## Begin TEXT

“Infrastructure Week” would have been a week blocked out in Congress to debate and pass a bipartisan bill to fund more roads, bridges, and the like during the Trump administration. The term became a taunt because the effort got pushed back so often by other priorities that it never happened.
President-elect Joe Biden’s team announced a delay of its own infrastructure week as well. It is partly due to the demands of President Trump. On Dec. 23, 2020, Trump gave a nationally televised speech denouncing the stimulus bill that was winding its way to his desk, saying it was full of wasteful spending on the one hand and not nearly generous enough on the other.
Trump threatened to veto the bill unless pork-barrel spending and foreign aid were stripped out and payments to people were increased from $600 per adult to $2,000. Though the president relented and signed the bill, $2,000 checks became a political football, with lots of fumbling by both parties.
The Democratic-controlled House first voted it down and then passed a bill that would make up the $1,400 difference. The Republican-controlled Senate refused to take up the legislation on the initiative of Senate Majority Leader Mitch McConnell.

## End TEXT

**REQUIREMENTS:**
(1) According to the passage on Infrastructure Week, why did the term "Infrastructure Week" become a taunt? Answer in one to three sentences.
(2) Pick up the passage on Infrastructure Week after its final sentence and write the paragraph that would follow.

## Begin DATA EXCERPTS

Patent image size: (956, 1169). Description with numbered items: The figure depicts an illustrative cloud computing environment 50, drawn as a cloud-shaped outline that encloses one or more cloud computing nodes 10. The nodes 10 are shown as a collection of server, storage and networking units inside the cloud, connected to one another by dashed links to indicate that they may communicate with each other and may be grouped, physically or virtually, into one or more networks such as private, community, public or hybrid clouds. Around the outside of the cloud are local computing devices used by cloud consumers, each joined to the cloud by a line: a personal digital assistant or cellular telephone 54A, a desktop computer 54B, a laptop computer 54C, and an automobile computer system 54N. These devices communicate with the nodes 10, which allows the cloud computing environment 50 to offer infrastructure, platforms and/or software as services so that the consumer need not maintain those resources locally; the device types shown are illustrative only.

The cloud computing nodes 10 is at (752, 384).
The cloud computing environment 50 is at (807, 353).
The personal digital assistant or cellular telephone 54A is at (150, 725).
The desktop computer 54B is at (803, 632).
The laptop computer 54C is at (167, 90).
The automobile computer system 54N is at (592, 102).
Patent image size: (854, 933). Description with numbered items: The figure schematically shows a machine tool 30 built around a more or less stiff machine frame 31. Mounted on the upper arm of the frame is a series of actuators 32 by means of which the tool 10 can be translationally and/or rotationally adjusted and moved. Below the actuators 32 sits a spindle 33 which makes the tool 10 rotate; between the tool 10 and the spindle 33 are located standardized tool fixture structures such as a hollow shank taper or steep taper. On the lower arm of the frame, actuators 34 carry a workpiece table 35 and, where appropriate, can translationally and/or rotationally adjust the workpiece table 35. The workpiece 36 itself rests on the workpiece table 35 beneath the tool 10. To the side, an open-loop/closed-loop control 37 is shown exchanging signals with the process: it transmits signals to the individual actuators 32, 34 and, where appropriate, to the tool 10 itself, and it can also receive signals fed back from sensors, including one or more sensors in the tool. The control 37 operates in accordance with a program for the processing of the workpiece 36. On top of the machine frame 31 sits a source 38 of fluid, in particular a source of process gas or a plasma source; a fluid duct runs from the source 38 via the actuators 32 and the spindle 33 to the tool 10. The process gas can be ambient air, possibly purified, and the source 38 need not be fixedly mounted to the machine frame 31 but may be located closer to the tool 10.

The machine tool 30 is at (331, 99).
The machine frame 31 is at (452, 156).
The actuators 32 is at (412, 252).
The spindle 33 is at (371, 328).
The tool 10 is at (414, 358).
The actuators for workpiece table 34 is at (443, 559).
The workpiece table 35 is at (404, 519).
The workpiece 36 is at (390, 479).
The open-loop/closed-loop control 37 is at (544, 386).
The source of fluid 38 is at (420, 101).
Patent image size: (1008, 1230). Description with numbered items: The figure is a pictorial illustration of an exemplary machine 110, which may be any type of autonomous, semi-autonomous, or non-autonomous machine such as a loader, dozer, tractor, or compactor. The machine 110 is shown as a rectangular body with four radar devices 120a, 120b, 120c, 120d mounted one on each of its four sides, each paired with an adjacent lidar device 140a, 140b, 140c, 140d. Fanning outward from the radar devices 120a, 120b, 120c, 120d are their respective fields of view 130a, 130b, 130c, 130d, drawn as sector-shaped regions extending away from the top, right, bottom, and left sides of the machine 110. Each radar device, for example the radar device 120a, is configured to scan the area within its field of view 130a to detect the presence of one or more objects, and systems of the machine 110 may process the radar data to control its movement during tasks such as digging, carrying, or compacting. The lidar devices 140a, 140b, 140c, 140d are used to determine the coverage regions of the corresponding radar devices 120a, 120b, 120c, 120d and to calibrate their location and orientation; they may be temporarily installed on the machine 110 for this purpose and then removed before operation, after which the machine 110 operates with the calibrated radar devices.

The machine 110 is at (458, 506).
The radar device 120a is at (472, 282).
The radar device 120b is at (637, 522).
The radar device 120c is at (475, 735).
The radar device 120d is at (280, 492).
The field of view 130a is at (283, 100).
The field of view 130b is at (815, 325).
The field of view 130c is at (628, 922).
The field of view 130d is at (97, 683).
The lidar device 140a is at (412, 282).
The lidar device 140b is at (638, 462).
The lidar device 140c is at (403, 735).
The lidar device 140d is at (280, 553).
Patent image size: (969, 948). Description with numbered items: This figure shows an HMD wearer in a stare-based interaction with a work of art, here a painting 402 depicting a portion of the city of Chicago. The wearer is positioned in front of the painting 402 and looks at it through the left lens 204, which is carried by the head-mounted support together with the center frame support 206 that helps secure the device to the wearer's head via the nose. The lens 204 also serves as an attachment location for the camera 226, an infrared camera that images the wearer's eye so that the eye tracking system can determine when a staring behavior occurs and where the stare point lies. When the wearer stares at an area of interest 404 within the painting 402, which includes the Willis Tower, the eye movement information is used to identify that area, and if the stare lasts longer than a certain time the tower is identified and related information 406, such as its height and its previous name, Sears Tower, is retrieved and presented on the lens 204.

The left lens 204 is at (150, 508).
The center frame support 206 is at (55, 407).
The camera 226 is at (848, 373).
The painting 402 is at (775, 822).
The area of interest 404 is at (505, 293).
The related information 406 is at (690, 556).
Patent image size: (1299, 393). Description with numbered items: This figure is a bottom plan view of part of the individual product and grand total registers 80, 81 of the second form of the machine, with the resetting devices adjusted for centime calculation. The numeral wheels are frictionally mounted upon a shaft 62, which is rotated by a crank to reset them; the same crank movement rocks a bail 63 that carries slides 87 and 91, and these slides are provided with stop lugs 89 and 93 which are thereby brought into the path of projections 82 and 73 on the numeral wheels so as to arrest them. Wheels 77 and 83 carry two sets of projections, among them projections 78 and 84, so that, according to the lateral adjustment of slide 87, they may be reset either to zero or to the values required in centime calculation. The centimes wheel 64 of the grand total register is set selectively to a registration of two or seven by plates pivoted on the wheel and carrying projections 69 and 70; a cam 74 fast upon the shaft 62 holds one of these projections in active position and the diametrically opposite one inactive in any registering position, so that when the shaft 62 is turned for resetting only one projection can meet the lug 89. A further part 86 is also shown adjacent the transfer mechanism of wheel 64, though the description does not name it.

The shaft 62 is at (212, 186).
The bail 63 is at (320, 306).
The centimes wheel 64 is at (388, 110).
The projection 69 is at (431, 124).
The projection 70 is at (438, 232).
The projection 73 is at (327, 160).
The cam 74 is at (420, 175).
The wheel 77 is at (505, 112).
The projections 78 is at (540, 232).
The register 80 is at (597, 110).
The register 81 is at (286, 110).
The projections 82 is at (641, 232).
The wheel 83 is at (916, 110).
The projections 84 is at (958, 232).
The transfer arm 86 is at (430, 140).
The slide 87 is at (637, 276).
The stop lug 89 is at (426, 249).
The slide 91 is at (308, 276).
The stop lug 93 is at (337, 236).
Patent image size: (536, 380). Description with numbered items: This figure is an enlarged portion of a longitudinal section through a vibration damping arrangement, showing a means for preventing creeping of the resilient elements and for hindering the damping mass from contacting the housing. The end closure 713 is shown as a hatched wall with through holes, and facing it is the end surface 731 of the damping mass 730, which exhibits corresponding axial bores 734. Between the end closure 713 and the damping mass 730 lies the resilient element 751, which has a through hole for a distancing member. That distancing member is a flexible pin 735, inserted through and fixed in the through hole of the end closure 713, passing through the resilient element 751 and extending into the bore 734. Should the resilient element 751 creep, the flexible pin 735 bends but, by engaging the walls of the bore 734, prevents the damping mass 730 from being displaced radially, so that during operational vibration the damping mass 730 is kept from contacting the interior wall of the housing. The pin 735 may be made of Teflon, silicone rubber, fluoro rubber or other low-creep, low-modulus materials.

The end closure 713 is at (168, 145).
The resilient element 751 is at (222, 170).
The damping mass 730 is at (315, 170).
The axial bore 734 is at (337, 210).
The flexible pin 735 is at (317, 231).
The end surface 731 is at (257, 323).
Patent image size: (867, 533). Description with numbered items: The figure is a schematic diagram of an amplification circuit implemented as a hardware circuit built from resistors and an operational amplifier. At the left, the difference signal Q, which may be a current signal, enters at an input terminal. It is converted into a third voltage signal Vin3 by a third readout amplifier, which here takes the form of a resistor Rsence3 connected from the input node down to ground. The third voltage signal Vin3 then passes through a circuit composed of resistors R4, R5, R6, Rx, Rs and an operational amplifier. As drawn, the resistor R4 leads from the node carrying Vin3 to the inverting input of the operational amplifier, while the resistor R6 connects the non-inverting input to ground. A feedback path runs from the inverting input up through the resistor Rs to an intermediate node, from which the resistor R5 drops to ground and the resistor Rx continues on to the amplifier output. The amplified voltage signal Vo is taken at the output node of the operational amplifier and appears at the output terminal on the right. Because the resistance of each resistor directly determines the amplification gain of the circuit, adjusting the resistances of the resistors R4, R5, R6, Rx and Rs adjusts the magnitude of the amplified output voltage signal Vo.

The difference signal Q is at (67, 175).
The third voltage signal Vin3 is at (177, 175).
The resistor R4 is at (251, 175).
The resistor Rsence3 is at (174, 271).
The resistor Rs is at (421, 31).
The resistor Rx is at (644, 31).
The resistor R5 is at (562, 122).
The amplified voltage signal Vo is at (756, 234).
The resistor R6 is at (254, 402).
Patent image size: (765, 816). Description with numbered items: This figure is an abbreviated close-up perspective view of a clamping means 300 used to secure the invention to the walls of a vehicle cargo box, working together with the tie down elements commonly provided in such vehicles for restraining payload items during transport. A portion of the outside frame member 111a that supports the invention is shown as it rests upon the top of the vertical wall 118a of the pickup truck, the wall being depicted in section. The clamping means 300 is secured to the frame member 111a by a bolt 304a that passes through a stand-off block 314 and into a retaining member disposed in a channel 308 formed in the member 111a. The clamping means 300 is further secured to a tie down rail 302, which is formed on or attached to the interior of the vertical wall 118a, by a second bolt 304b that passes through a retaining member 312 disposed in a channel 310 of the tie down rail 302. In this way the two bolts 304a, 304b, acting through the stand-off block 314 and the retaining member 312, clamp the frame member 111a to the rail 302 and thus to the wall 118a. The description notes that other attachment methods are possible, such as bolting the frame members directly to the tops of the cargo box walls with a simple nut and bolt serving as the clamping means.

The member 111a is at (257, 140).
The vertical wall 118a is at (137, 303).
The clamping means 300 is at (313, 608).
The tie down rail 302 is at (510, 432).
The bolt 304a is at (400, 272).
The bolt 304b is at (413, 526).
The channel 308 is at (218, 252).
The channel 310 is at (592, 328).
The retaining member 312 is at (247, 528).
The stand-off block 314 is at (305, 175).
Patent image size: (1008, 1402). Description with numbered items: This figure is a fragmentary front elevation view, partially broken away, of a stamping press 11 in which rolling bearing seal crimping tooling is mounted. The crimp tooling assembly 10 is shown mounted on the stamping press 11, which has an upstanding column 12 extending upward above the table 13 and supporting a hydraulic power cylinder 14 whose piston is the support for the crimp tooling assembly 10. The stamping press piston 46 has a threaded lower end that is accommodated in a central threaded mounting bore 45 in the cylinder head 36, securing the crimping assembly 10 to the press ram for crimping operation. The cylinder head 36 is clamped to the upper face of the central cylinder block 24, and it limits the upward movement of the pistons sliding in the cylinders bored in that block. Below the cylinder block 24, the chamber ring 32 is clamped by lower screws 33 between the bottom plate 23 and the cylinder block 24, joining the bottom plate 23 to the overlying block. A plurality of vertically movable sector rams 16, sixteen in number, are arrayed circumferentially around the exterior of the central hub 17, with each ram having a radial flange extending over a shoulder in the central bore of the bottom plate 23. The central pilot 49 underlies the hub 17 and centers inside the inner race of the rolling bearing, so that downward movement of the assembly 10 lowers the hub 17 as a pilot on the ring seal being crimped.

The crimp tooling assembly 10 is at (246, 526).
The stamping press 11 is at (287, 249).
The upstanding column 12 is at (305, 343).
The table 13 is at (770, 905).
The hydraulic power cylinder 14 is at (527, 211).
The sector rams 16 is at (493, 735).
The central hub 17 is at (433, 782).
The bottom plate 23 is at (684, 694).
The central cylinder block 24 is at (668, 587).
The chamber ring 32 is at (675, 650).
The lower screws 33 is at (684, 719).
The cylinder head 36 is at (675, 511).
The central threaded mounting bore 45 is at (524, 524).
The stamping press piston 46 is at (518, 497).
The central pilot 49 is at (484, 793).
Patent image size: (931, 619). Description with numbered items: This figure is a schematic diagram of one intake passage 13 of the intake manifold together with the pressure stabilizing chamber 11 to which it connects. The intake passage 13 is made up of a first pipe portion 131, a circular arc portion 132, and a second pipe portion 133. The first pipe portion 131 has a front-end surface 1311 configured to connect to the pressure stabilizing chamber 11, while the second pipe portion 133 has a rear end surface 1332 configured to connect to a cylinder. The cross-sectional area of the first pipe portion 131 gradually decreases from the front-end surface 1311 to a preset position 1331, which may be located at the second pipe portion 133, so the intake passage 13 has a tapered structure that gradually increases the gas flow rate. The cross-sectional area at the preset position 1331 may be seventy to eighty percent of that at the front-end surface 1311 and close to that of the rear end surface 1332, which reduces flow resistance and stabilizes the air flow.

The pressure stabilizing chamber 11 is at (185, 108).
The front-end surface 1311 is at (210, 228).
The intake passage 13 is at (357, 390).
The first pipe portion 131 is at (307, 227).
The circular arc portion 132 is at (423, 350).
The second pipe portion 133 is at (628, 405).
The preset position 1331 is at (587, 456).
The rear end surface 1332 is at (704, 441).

## End DATA EXCERPTS

**RESULTS OF THE TASKS:**
(1) The effort kept being pushed back by other priorities so often that the planned week never happened, which turned the term into a taunt.

(2)
McConnell’s refusal may have contributed to his party’s losses in Georgia’s two Senate runoff elections on Jan. 5. Those losses will cost Republicans control of the Senate once Kamala Harris becomes vice president.
With a narrow majority in the House and 50 seats in the Senate that amount to a majority when Harris becomes the tiebreaking vote, Democrats have decided to make more stimulus the new Congress’s first priority.
On Jan. 10, Biden’s Twitter account explained: “$600 is simply not enough when you have to choose between paying rent or putting food on the table. We need $2,000 stimulus checks.”
That means Biden’s Build Back Better multitrillion-dollar infrastructure proposals will have to wait until the stimulus gets settled. Will this shift in priorities make it any easier to pass a large infrastructure bill coupled with significant tax increases later this year?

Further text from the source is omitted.